▶ TASK STATEMENT: Return every one of the rows below verbatim, with no line altered, added, or omitted.

Extracted data entries:
** Begin **
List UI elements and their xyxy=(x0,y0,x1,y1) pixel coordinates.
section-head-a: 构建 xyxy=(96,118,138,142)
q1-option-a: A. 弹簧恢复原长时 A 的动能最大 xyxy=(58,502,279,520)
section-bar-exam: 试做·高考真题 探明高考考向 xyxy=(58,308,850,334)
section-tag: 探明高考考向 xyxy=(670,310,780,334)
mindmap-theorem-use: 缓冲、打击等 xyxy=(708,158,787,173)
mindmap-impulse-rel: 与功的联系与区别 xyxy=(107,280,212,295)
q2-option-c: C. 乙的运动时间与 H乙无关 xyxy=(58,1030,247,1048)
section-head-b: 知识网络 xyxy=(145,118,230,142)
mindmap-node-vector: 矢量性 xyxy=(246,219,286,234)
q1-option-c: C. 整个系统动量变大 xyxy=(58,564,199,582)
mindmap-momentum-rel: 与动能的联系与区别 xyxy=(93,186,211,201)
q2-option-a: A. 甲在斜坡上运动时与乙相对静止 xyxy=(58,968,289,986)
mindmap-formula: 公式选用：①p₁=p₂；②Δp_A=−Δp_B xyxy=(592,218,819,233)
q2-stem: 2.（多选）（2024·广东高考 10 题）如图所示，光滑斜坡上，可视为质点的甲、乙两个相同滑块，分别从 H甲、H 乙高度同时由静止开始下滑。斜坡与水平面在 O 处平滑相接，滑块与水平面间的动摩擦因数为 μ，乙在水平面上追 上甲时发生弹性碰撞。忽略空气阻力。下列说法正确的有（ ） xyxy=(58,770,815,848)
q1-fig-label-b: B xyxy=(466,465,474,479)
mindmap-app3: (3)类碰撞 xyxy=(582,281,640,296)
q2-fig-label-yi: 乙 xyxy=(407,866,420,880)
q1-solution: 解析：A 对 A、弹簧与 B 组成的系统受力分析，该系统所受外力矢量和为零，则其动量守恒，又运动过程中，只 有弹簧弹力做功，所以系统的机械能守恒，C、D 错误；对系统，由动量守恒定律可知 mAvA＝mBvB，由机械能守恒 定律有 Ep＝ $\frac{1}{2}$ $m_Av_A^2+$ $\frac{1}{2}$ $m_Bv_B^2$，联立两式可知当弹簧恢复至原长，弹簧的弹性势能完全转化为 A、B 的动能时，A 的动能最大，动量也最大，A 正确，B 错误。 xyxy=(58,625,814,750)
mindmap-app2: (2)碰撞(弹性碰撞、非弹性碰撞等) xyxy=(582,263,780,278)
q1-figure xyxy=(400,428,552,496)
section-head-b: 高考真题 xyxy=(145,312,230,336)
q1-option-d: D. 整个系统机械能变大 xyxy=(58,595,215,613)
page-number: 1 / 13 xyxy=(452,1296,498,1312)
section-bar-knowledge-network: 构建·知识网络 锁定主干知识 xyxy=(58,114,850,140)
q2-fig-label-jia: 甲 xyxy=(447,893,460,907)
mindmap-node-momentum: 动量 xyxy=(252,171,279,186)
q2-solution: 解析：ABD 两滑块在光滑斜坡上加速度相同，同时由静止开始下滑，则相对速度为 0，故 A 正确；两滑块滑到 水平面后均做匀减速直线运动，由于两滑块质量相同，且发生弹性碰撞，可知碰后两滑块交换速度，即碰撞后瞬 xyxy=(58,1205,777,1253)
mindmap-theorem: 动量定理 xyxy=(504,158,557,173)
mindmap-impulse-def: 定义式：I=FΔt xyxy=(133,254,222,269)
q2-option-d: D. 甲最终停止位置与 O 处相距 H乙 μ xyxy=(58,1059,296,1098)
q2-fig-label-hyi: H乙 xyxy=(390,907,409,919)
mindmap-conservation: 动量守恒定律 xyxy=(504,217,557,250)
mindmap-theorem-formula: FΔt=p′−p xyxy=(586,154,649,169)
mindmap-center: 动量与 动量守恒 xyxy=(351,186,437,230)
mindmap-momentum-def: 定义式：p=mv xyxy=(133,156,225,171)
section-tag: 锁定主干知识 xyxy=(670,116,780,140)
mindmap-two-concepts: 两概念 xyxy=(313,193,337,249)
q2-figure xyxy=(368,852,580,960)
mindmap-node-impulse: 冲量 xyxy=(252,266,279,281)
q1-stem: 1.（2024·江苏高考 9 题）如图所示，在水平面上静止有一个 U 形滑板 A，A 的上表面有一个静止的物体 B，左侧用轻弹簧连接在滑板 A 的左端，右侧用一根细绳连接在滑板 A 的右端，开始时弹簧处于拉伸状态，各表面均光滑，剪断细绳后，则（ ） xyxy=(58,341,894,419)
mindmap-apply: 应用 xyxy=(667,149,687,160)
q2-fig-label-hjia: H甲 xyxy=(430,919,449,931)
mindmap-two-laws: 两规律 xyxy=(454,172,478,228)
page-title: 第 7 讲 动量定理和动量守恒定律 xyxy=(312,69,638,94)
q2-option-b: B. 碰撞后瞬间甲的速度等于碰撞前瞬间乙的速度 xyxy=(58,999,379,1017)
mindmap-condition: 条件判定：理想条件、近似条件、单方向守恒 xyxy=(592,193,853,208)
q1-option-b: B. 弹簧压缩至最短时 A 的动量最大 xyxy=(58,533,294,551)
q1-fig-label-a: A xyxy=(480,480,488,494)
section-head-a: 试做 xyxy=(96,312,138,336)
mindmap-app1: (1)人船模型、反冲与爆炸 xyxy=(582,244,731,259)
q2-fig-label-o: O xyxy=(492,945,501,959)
** End **
▶ WRITTEN REPLY:
List UI elements and their xyxy=(x0,y0,x1,y1) pixel coordinates.
section-head-a: 构建 xyxy=(96,118,138,142)
q1-option-a: A. 弹簧恢复原长时 A 的动能最大 xyxy=(58,502,279,520)
section-bar-exam: 试做·高考真题 探明高考考向 xyxy=(58,308,850,334)
section-tag: 探明高考考向 xyxy=(670,310,780,334)
mindmap-theorem-use: 缓冲、打击等 xyxy=(708,158,787,173)
mindmap-impulse-rel: 与功的联系与区别 xyxy=(107,280,212,295)
q2-option-c: C. 乙的运动时间与 H乙无关 xyxy=(58,1030,247,1048)
section-head-b: 知识网络 xyxy=(145,118,230,142)
mindmap-node-vector: 矢量性 xyxy=(246,219,286,234)
q1-option-c: C. 整个系统动量变大 xyxy=(58,564,199,582)
mindmap-momentum-rel: 与动能的联系与区别 xyxy=(93,186,211,201)
q2-option-a: A. 甲在斜坡上运动时与乙相对静止 xyxy=(58,968,289,986)
mindmap-formula: 公式选用：①p₁=p₂；②Δp_A=−Δp_B xyxy=(592,218,819,233)
q2-stem: 2.（多选）（2024·广东高考 10 题）如图所示，光滑斜坡上，可视为质点的甲、乙两个相同滑块，分别从 H甲、H 乙高度同时由静止开始下滑。斜坡与水平面在 O 处平滑相接，滑块与水平面间的动摩擦因数为 μ，乙在水平面上追 上甲时发生弹性碰撞。忽略空气阻力。下列说法正确的有（ ） xyxy=(58,770,815,848)
q1-fig-label-b: B xyxy=(466,465,474,479)
mindmap-app3: (3)类碰撞 xyxy=(582,281,640,296)
q2-fig-label-yi: 乙 xyxy=(407,866,420,880)
q1-solution: 解析：A 对 A、弹簧与 B 组成的系统受力分析，该系统所受外力矢量和为零，则其动量守恒，又运动过程中，只 有弹簧弹力做功，所以系统的机械能守恒，C、D 错误；对系统，由动量守恒定律可知 mAvA＝mBvB，由机械能守恒 定律有 Ep＝ $\frac{1}{2}$ $m_Av_A^2+$ $\frac{1}{2}$ $m_Bv_B^2$，联立两式可知当弹簧恢复至原长，弹簧的弹性势能完全转化为 A、B 的动能时，A 的动能最大，动量也最大，A 正确，B 错误。 xyxy=(58,625,814,750)
mindmap-app2: (2)碰撞(弹性碰撞、非弹性碰撞等) xyxy=(582,263,780,278)
q1-figure xyxy=(400,428,552,496)
section-head-b: 高考真题 xyxy=(145,312,230,336)
q1-option-d: D. 整个系统机械能变大 xyxy=(58,595,215,613)
page-number: 1 / 13 xyxy=(452,1296,498,1312)
section-bar-knowledge-network: 构建·知识网络 锁定主干知识 xyxy=(58,114,850,140)
q2-fig-label-jia: 甲 xyxy=(447,893,460,907)
mindmap-node-momentum: 动量 xyxy=(252,171,279,186)
q2-solution: 解析：ABD 两滑块在光滑斜坡上加速度相同，同时由静止开始下滑，则相对速度为 0，故 A 正确；两滑块滑到 水平面后均做匀减速直线运动，由于两滑块质量相同，且发生弹性碰撞，可知碰后两滑块交换速度，即碰撞后瞬 xyxy=(58,1205,777,1253)
mindmap-theorem: 动量定理 xyxy=(504,158,557,173)
mindmap-impulse-def: 定义式：I=FΔt xyxy=(133,254,222,269)
q2-option-d: D. 甲最终停止位置与 O 处相距 H乙 μ xyxy=(58,1059,296,1098)
q2-fig-label-hyi: H乙 xyxy=(390,907,409,919)
mindmap-conservation: 动量守恒定律 xyxy=(504,217,557,250)
mindmap-theorem-formula: FΔt=p′−p xyxy=(586,154,649,169)
mindmap-center: 动量与 动量守恒 xyxy=(351,186,437,230)
mindmap-momentum-def: 定义式：p=mv xyxy=(133,156,225,171)
section-tag: 锁定主干知识 xyxy=(670,116,780,140)
mindmap-two-concepts: 两概念 xyxy=(313,193,337,249)
q2-figure xyxy=(368,852,580,960)
mindmap-node-impulse: 冲量 xyxy=(252,266,279,281)
q1-stem: 1.（2024·江苏高考 9 题）如图所示，在水平面上静止有一个 U 形滑板 A，A 的上表面有一个静止的物体 B，左侧用轻弹簧连接在滑板 A 的左端，右侧用一根细绳连接在滑板 A 的右端，开始时弹簧处于拉伸状态，各表面均光滑，剪断细绳后，则（ ） xyxy=(58,341,894,419)
mindmap-apply: 应用 xyxy=(667,149,687,160)
q2-fig-label-hjia: H甲 xyxy=(430,919,449,931)
mindmap-two-laws: 两规律 xyxy=(454,172,478,228)
page-title: 第 7 讲 动量定理和动量守恒定律 xyxy=(312,69,638,94)
q2-option-b: B. 碰撞后瞬间甲的速度等于碰撞前瞬间乙的速度 xyxy=(58,999,379,1017)
mindmap-condition: 条件判定：理想条件、近似条件、单方向守恒 xyxy=(592,193,853,208)
q1-option-b: B. 弹簧压缩至最短时 A 的动量最大 xyxy=(58,533,294,551)
q1-fig-label-a: A xyxy=(480,480,488,494)
section-head-a: 试做 xyxy=(96,312,138,336)
mindmap-app1: (1)人船模型、反冲与爆炸 xyxy=(582,244,731,259)
q2-fig-label-o: O xyxy=(492,945,501,959)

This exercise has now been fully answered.